- What you are asked to do -
All of the lines below are to be printed again exactly; images are excluded from the output.

(Stored data entries)
☆ ☆ ☆

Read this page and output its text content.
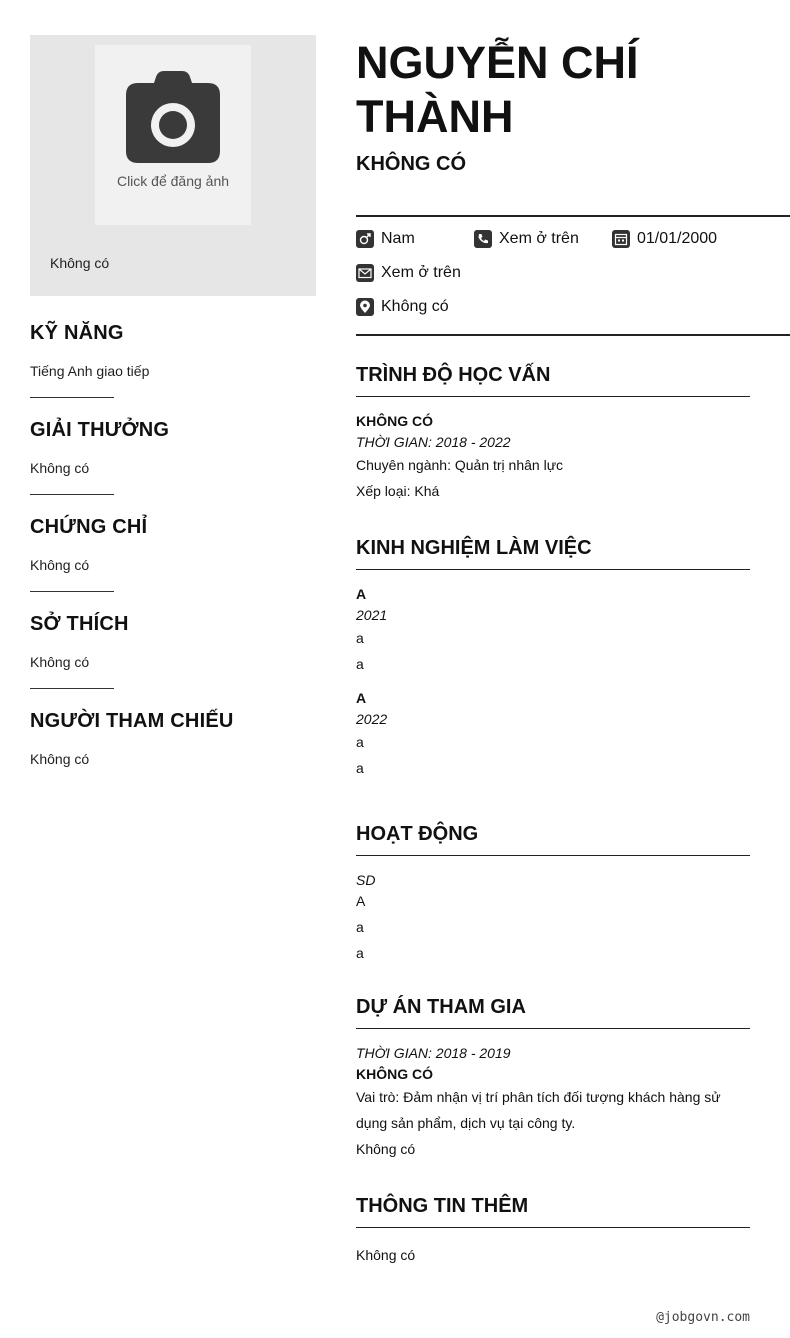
Click để đăng ảnh
Không có
KỸ NĂNG

Tiếng Anh giao tiếp

GIẢI THƯỞNG

Không có

CHỨNG CHỈ

Không có

SỞ THÍCH

Không có

NGƯỜI THAM CHIẾU

Không có

NGUYỄN CHÍ
THÀNH
KHÔNG CÓ
Nam	Xem ở trên	01/01/2000
Xem ở trên
Không có
TRÌNH ĐỘ HỌC VẤN
KHÔNG CÓ
THỜI GIAN: 2018 - 2022
Chuyên ngành: Quản trị nhân lực
Xếp loại: Khá
KINH NGHIỆM LÀM VIỆC
A
2021
a
a
A
2022
a
a
HOẠT ĐỘNG
SD
A
a
a
DỰ ÁN THAM GIA
THỜI GIAN: 2018 - 2019
KHÔNG CÓ
Vai trò: Đảm nhận vị trí phân tích đối tượng khách hàng sử dụng sản phẩm, dịch vụ tại công ty.
Không có
THÔNG TIN THÊM
Không có
@jobgovn.com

☆ ☆ ☆

- Finished task -
Read this page and output its text content.
Click để đăng ảnh
Không có
KỸ NĂNG

Tiếng Anh giao tiếp

GIẢI THƯỞNG

Không có

CHỨNG CHỈ

Không có

SỞ THÍCH

Không có

NGƯỜI THAM CHIẾU

Không có

NGUYỄN CHÍ
THÀNH
KHÔNG CÓ
Nam	Xem ở trên	01/01/2000
Xem ở trên
Không có
TRÌNH ĐỘ HỌC VẤN
KHÔNG CÓ
THỜI GIAN: 2018 - 2022
Chuyên ngành: Quản trị nhân lực
Xếp loại: Khá
KINH NGHIỆM LÀM VIỆC
A
2021
a
a
A
2022
a
a
HOẠT ĐỘNG
SD
A
a
a
DỰ ÁN THAM GIA
THỜI GIAN: 2018 - 2019
KHÔNG CÓ
Vai trò: Đảm nhận vị trí phân tích đối tượng khách hàng sử dụng sản phẩm, dịch vụ tại công ty.
Không có
THÔNG TIN THÊM
Không có
@jobgovn.com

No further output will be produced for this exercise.